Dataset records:
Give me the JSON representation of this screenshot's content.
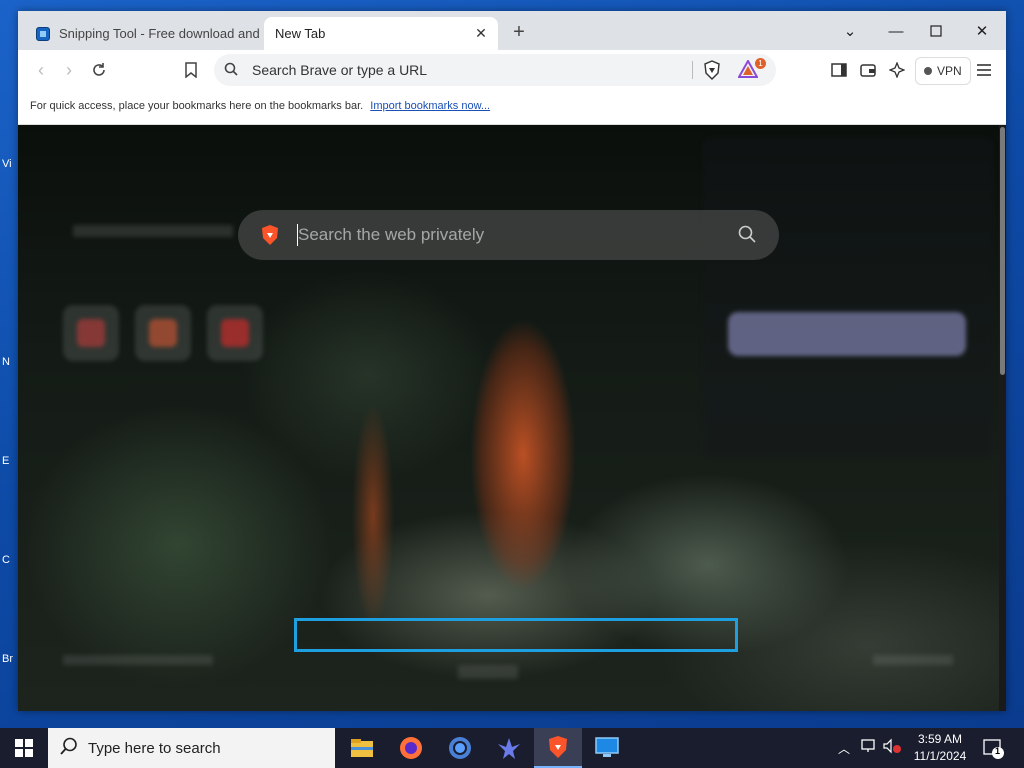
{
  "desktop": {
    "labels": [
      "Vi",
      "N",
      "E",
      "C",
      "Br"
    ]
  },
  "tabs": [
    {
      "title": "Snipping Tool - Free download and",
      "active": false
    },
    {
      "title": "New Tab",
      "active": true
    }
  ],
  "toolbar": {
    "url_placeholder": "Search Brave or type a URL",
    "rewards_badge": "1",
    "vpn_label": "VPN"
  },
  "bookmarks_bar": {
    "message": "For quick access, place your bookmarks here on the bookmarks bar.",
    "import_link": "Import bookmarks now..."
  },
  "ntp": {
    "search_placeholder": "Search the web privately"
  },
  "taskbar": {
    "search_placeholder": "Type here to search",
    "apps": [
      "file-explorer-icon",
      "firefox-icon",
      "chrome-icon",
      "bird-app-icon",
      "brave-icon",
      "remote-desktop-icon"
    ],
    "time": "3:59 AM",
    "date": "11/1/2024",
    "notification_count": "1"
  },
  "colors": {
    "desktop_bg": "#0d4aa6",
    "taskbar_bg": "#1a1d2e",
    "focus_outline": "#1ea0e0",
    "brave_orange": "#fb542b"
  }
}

EXERCISE PROMPT:
Repeat each record exactly as shown above, dropping all images.

ANSWER IN FULL:
Give me the JSON representation of this screenshot's content.
{
  "desktop": {
    "labels": [
      "Vi",
      "N",
      "E",
      "C",
      "Br"
    ]
  },
  "tabs": [
    {
      "title": "Snipping Tool - Free download and",
      "active": false
    },
    {
      "title": "New Tab",
      "active": true
    }
  ],
  "toolbar": {
    "url_placeholder": "Search Brave or type a URL",
    "rewards_badge": "1",
    "vpn_label": "VPN"
  },
  "bookmarks_bar": {
    "message": "For quick access, place your bookmarks here on the bookmarks bar.",
    "import_link": "Import bookmarks now..."
  },
  "ntp": {
    "search_placeholder": "Search the web privately"
  },
  "taskbar": {
    "search_placeholder": "Type here to search",
    "apps": [
      "file-explorer-icon",
      "firefox-icon",
      "chrome-icon",
      "bird-app-icon",
      "brave-icon",
      "remote-desktop-icon"
    ],
    "time": "3:59 AM",
    "date": "11/1/2024",
    "notification_count": "1"
  },
  "colors": {
    "desktop_bg": "#0d4aa6",
    "taskbar_bg": "#1a1d2e",
    "focus_outline": "#1ea0e0",
    "brave_orange": "#fb542b"
  }
}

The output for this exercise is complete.